Go through the listing below and list every line with "received".

──────────

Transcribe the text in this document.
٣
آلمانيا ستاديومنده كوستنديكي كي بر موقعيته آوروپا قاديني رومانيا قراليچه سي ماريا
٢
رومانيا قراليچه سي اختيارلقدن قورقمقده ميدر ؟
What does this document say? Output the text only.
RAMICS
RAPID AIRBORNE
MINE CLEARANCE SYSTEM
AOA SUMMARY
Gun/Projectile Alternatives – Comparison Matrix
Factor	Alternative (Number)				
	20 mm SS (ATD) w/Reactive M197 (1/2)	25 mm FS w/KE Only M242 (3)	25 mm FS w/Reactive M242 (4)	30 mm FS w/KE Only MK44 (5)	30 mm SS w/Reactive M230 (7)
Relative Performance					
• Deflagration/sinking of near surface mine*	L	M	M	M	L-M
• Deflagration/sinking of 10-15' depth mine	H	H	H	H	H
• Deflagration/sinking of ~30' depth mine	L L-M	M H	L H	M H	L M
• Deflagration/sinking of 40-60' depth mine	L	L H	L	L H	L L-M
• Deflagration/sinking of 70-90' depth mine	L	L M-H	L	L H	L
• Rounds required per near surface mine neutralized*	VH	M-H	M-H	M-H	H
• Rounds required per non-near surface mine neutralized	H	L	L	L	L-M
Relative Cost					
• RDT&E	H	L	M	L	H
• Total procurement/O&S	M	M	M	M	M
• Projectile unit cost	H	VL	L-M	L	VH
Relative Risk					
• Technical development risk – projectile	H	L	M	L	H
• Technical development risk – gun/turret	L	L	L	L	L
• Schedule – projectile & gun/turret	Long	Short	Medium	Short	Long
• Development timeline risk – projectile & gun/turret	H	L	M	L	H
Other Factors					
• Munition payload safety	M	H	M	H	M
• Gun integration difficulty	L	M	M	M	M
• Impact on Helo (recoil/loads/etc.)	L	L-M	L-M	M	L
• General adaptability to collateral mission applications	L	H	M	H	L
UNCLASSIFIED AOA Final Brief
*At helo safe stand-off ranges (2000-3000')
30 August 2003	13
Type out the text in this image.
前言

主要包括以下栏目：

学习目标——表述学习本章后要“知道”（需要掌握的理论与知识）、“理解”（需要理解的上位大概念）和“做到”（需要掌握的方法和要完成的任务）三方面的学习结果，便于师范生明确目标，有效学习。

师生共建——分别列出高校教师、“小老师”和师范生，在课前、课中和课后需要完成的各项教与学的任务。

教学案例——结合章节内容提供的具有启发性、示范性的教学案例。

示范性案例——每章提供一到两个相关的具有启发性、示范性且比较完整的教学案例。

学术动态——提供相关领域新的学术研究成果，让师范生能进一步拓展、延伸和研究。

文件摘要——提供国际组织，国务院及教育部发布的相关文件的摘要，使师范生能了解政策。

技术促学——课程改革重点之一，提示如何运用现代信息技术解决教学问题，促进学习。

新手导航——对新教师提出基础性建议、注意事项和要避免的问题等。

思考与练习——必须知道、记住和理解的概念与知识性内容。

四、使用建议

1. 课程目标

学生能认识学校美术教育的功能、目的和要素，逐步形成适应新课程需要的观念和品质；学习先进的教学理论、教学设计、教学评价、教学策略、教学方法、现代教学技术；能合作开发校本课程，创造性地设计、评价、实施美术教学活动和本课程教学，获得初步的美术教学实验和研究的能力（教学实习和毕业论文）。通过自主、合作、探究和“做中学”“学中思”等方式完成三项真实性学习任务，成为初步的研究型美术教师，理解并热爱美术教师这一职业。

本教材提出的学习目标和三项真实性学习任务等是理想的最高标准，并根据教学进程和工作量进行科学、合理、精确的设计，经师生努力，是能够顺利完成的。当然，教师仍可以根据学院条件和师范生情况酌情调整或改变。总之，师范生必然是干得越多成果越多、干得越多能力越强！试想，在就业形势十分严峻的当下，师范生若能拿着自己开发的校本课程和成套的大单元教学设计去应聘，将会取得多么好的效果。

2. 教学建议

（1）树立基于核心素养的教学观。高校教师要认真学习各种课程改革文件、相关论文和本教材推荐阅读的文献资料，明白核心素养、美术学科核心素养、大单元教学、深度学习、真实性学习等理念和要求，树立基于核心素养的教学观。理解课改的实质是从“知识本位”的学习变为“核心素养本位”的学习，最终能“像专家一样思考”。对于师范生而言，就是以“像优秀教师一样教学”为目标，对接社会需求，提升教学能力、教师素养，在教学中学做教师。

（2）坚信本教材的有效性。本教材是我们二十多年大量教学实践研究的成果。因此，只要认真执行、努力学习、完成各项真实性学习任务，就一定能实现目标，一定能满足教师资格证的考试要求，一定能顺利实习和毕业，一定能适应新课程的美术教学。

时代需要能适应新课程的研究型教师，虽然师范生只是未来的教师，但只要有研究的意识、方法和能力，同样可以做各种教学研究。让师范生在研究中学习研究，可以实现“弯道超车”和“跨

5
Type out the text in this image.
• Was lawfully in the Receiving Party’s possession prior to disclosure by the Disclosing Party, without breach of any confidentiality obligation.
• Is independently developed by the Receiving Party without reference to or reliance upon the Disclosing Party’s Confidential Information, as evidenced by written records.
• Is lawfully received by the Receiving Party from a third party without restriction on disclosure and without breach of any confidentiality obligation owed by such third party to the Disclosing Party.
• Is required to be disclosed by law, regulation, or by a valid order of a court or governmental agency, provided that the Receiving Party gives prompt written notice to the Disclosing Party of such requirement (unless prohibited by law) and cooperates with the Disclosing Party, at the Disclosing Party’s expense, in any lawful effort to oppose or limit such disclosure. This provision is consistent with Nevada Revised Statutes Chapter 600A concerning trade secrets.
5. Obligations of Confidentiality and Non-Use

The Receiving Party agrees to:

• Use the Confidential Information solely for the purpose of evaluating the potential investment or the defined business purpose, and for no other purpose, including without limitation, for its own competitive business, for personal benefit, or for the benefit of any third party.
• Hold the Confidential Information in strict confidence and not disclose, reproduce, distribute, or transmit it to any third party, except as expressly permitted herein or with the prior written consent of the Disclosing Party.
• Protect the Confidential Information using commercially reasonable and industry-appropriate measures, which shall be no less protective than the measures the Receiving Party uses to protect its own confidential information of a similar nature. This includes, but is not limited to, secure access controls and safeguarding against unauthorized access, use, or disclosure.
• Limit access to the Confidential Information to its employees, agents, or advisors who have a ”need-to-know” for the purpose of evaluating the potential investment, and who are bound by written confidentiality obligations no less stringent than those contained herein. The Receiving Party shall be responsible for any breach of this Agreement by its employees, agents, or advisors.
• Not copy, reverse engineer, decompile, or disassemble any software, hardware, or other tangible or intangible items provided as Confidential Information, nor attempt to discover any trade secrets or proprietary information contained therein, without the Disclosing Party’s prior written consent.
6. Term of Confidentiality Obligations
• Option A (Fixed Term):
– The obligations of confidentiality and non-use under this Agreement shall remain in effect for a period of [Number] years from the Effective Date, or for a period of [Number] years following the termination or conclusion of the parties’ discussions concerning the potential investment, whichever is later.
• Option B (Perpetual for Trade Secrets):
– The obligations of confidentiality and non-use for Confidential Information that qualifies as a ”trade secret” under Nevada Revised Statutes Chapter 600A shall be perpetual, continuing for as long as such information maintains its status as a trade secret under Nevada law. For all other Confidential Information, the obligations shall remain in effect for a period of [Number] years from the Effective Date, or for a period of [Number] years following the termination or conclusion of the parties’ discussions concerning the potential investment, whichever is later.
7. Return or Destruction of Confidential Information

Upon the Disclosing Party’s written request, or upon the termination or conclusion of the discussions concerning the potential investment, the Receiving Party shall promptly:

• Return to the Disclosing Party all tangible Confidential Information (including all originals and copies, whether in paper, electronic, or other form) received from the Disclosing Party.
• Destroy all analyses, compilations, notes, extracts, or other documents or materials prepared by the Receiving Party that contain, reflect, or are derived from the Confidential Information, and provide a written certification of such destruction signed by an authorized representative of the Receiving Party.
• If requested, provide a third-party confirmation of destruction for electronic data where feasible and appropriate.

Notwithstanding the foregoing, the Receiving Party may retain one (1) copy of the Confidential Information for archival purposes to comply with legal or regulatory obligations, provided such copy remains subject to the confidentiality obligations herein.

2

──────────

** Answer to the exercise **
• Is lawfully received by the Receiving Party from a third party without restriction on disclosure and without breach of any confidentiality obligation owed by such third party to the Disclosing Party.
• Return to the Disclosing Party all tangible Confidential Information (including all originals and copies, whether in paper, electronic, or other form) received from the Disclosing Party.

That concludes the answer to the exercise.